### [Work to be completed]
Isolate every line in the data with the string "mcommerce" and copy it.

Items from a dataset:
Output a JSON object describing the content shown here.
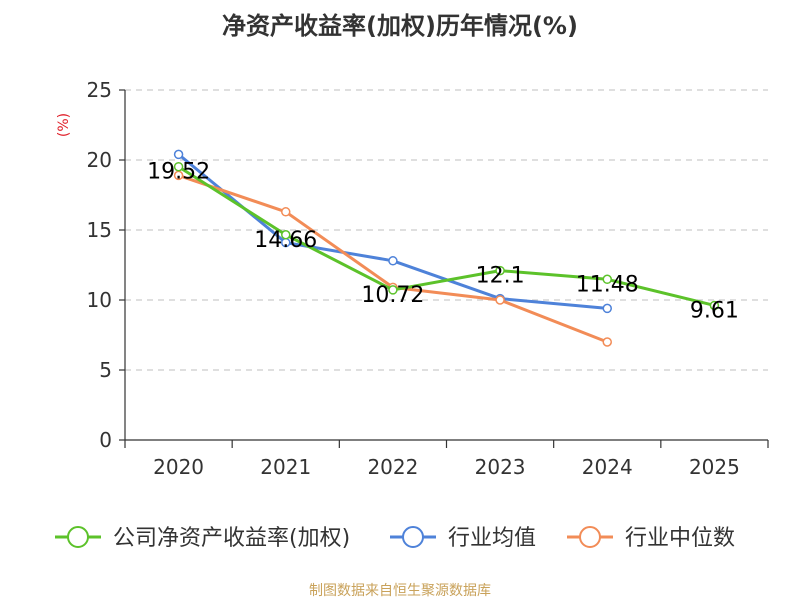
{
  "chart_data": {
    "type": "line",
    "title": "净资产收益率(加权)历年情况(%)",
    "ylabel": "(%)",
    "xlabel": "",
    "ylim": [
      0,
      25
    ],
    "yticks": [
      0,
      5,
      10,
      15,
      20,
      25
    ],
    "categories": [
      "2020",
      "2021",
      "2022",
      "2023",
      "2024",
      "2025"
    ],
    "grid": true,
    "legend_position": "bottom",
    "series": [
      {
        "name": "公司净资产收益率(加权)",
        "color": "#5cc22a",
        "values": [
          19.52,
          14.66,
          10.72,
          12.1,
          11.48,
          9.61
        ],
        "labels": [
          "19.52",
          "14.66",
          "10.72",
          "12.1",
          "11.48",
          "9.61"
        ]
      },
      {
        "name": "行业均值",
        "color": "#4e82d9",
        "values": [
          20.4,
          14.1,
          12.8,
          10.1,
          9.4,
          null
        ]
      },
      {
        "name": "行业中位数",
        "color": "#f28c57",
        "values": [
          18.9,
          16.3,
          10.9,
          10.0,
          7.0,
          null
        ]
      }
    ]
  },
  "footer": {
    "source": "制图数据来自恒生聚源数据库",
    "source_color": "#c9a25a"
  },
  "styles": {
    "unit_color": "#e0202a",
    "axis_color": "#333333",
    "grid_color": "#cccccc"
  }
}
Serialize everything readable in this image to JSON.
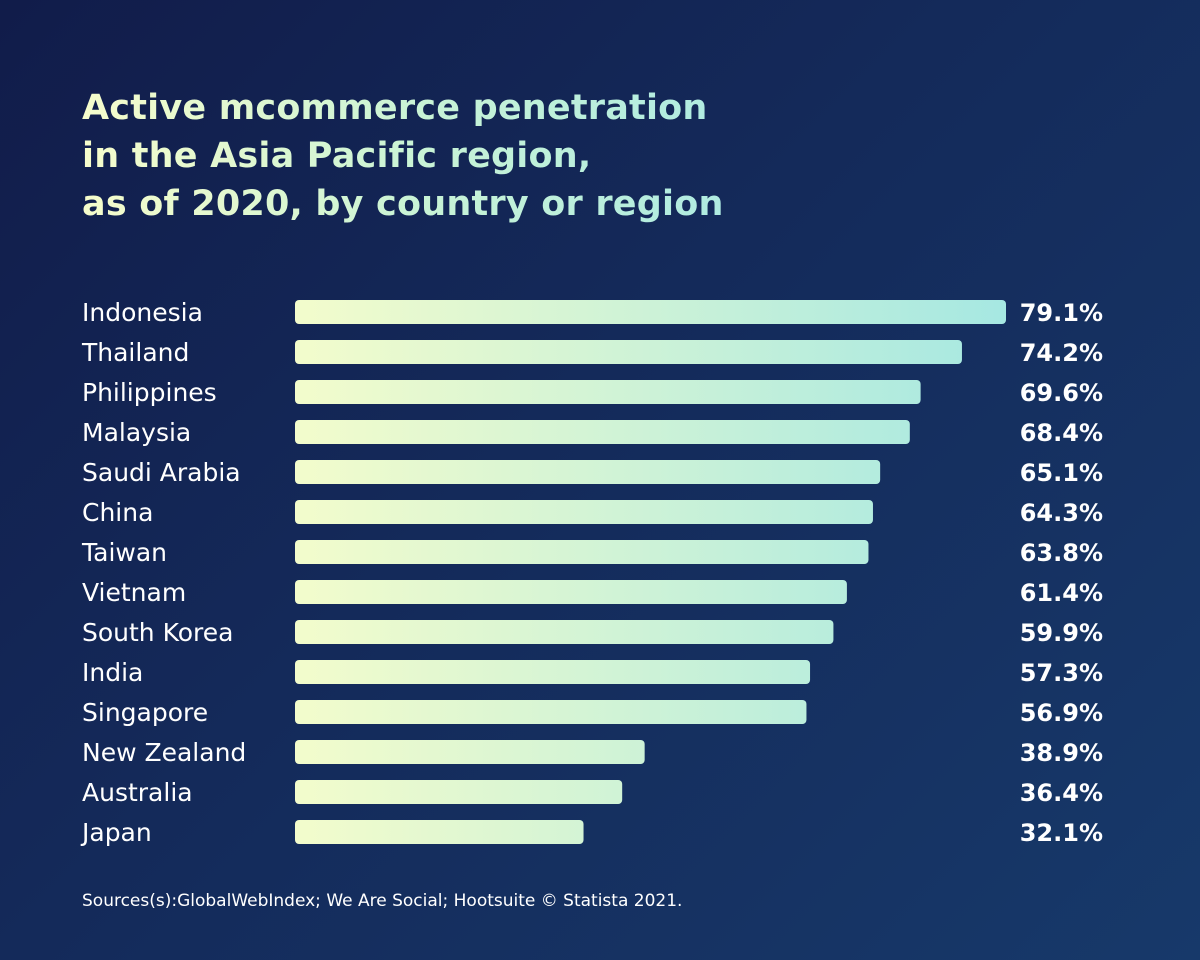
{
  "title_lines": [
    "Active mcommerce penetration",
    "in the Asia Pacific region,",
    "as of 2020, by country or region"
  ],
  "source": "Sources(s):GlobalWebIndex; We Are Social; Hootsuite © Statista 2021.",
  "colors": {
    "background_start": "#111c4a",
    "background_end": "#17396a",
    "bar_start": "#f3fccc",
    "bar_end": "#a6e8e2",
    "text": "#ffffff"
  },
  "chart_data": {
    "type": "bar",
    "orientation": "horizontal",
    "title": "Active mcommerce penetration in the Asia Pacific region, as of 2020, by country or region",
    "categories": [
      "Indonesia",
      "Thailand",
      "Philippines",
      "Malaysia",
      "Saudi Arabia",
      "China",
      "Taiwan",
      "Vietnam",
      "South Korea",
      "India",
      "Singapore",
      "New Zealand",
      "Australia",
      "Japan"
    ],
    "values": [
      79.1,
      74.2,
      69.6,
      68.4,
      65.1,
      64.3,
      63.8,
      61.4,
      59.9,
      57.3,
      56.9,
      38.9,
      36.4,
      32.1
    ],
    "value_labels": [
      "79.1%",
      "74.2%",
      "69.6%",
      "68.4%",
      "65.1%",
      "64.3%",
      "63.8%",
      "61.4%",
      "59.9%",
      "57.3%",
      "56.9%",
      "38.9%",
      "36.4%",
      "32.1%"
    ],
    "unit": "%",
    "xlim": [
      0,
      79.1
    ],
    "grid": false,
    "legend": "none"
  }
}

### [Written answer]
    "Active mcommerce penetration",
    "title": "Active mcommerce penetration in the Asia Pacific region, as of 2020, by country or region",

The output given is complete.